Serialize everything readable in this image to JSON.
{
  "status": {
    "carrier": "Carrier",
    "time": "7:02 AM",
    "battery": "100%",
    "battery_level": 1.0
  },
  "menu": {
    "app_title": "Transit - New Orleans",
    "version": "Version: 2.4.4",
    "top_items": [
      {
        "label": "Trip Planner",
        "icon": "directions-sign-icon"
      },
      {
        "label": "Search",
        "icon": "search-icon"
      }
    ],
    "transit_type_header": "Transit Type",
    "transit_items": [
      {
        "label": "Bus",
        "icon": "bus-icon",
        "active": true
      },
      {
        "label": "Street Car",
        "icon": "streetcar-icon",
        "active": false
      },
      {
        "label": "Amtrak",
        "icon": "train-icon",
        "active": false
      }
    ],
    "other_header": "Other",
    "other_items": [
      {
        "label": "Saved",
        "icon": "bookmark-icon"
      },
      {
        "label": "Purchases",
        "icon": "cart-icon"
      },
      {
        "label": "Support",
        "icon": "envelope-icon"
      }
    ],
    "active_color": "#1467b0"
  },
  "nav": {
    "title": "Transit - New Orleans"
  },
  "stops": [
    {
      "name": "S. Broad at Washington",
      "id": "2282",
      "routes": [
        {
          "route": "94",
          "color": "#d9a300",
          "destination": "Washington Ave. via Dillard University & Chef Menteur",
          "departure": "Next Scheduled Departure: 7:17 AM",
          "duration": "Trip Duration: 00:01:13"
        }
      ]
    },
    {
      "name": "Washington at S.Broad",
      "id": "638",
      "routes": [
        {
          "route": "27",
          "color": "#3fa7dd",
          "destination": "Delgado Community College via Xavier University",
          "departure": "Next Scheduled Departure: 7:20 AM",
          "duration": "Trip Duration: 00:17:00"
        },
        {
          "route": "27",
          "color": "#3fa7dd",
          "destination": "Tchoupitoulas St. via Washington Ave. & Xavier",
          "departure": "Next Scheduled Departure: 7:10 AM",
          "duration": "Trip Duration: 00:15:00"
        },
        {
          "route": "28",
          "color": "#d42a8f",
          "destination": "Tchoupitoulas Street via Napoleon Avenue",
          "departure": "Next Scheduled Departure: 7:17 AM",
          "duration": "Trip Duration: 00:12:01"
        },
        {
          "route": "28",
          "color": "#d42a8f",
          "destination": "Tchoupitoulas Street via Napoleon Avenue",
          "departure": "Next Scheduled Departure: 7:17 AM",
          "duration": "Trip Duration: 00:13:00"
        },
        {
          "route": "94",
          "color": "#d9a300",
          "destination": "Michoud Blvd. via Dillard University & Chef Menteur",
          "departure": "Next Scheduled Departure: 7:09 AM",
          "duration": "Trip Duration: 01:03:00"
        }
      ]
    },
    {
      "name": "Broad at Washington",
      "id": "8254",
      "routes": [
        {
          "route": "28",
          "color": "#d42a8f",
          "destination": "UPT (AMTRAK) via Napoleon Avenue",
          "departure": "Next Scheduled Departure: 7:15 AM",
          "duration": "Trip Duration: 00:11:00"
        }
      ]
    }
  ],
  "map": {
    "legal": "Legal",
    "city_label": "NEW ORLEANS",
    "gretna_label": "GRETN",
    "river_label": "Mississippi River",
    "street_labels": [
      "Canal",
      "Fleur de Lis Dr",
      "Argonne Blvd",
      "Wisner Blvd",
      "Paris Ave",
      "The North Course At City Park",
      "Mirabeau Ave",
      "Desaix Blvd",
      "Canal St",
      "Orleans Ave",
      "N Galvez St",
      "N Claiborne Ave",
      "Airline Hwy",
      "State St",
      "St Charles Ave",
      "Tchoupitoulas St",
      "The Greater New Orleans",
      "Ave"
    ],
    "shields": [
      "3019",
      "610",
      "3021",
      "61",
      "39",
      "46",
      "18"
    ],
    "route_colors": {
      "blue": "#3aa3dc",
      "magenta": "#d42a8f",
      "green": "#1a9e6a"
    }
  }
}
::::
Locate each line containing the string "Washington" and show it.

■ WRITTEN SOLUTION ■
      "name": "S. Broad at Washington",
          "destination": "Washington Ave. via Dillard University & Chef Menteur",
      "name": "Washington at S.Broad",
          "destination": "Tchoupitoulas St. via Washington Ave. & Xavier",
      "name": "Broad at Washington",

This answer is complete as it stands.